> PROBLEM DESCRIPTION
Your task is to output all the records below, word for word.
[begin EXTRACTED RECORDS]
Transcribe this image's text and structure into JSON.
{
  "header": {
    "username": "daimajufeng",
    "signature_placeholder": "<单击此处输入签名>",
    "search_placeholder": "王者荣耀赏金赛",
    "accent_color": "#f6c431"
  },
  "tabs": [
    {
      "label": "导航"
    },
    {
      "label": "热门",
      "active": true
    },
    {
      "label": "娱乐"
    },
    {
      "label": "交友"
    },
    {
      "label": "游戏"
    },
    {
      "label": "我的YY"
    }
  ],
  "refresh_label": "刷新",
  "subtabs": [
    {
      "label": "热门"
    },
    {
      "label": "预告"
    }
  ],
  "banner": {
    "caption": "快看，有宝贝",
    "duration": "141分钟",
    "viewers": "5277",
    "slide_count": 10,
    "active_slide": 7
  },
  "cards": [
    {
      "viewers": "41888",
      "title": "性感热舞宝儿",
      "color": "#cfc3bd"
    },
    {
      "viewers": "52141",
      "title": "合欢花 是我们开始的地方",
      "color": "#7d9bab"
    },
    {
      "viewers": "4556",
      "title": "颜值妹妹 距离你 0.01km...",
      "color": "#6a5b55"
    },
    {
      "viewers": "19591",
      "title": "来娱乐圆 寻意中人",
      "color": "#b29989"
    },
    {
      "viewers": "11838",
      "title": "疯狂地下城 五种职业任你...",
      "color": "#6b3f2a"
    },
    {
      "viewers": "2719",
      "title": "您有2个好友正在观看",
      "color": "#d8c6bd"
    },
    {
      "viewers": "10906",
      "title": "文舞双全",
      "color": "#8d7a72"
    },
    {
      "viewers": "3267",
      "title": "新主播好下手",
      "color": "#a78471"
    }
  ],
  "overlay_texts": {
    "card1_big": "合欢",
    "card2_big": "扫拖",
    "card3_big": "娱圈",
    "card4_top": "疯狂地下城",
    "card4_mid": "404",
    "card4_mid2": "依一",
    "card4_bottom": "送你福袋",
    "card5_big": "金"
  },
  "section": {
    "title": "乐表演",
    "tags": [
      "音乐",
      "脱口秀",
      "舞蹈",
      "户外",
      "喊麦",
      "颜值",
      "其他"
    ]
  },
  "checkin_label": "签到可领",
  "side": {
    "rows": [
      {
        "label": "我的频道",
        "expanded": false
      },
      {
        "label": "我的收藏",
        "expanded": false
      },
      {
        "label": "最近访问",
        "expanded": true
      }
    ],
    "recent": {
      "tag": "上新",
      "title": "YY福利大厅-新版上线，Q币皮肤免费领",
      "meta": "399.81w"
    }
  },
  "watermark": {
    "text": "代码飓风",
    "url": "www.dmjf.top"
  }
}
[end EXTRACTED RECORDS]
> REPLY TO THE EXERCISE
Transcribe this image's text and structure into JSON.
{
  "header": {
    "username": "daimajufeng",
    "signature_placeholder": "<单击此处输入签名>",
    "search_placeholder": "王者荣耀赏金赛",
    "accent_color": "#f6c431"
  },
  "tabs": [
    {
      "label": "导航"
    },
    {
      "label": "热门",
      "active": true
    },
    {
      "label": "娱乐"
    },
    {
      "label": "交友"
    },
    {
      "label": "游戏"
    },
    {
      "label": "我的YY"
    }
  ],
  "refresh_label": "刷新",
  "subtabs": [
    {
      "label": "热门"
    },
    {
      "label": "预告"
    }
  ],
  "banner": {
    "caption": "快看，有宝贝",
    "duration": "141分钟",
    "viewers": "5277",
    "slide_count": 10,
    "active_slide": 7
  },
  "cards": [
    {
      "viewers": "41888",
      "title": "性感热舞宝儿",
      "color": "#cfc3bd"
    },
    {
      "viewers": "52141",
      "title": "合欢花 是我们开始的地方",
      "color": "#7d9bab"
    },
    {
      "viewers": "4556",
      "title": "颜值妹妹 距离你 0.01km...",
      "color": "#6a5b55"
    },
    {
      "viewers": "19591",
      "title": "来娱乐圆 寻意中人",
      "color": "#b29989"
    },
    {
      "viewers": "11838",
      "title": "疯狂地下城 五种职业任你...",
      "color": "#6b3f2a"
    },
    {
      "viewers": "2719",
      "title": "您有2个好友正在观看",
      "color": "#d8c6bd"
    },
    {
      "viewers": "10906",
      "title": "文舞双全",
      "color": "#8d7a72"
    },
    {
      "viewers": "3267",
      "title": "新主播好下手",
      "color": "#a78471"
    }
  ],
  "overlay_texts": {
    "card1_big": "合欢",
    "card2_big": "扫拖",
    "card3_big": "娱圈",
    "card4_top": "疯狂地下城",
    "card4_mid": "404",
    "card4_mid2": "依一",
    "card4_bottom": "送你福袋",
    "card5_big": "金"
  },
  "section": {
    "title": "乐表演",
    "tags": [
      "音乐",
      "脱口秀",
      "舞蹈",
      "户外",
      "喊麦",
      "颜值",
      "其他"
    ]
  },
  "checkin_label": "签到可领",
  "side": {
    "rows": [
      {
        "label": "我的频道",
        "expanded": false
      },
      {
        "label": "我的收藏",
        "expanded": false
      },
      {
        "label": "最近访问",
        "expanded": true
      }
    ],
    "recent": {
      "tag": "上新",
      "title": "YY福利大厅-新版上线，Q币皮肤免费领",
      "meta": "399.81w"
    }
  },
  "watermark": {
    "text": "代码飓风",
    "url": "www.dmjf.top"
  }
}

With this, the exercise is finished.